### Direction
In the entries below, find every line holding the string "Yucatan" and collect it.

### Extracted records
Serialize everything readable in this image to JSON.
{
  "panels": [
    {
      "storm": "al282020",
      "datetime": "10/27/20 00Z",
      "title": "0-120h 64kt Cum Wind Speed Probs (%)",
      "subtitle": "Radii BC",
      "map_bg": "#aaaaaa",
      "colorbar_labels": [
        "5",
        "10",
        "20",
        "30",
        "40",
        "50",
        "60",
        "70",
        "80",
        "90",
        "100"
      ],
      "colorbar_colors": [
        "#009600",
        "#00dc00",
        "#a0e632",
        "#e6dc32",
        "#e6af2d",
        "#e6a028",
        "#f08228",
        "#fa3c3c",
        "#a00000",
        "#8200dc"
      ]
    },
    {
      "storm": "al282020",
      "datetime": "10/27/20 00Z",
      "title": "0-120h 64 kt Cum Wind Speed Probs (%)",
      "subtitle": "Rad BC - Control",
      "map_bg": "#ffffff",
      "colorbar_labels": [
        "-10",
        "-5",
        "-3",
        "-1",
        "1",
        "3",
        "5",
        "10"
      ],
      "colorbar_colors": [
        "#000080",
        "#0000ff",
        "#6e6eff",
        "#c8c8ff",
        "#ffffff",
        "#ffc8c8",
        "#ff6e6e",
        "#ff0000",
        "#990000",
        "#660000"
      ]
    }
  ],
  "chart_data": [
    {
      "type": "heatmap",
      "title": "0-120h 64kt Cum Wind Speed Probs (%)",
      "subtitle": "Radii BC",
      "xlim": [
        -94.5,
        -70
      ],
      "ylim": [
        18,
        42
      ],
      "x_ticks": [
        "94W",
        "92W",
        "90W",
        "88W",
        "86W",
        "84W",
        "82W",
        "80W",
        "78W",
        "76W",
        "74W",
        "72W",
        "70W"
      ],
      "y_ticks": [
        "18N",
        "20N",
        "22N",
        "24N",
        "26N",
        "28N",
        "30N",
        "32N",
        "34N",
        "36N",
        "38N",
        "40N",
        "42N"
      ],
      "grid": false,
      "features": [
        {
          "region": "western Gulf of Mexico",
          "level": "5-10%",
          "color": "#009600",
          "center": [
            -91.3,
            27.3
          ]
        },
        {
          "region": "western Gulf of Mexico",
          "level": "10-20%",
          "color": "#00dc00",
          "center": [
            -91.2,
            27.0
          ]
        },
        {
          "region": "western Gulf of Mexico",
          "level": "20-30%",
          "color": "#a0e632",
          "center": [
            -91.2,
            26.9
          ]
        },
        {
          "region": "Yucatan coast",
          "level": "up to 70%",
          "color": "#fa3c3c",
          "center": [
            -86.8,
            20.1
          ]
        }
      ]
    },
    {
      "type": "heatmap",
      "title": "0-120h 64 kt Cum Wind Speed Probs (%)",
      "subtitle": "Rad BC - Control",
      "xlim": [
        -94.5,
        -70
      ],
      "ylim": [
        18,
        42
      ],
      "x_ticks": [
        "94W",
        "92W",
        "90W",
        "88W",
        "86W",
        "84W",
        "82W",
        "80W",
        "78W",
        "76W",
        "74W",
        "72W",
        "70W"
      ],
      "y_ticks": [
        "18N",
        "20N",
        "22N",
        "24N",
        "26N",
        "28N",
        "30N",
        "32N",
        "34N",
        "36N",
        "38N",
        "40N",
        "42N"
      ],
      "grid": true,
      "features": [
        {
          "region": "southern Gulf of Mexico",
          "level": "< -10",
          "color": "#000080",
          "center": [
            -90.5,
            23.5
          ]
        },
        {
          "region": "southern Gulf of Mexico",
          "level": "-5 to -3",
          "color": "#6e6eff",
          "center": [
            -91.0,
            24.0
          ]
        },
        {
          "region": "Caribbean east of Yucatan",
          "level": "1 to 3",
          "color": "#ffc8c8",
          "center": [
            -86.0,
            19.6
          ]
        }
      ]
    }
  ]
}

### Expected answer
          "region": "Yucatan coast",
          "region": "Caribbean east of Yucatan",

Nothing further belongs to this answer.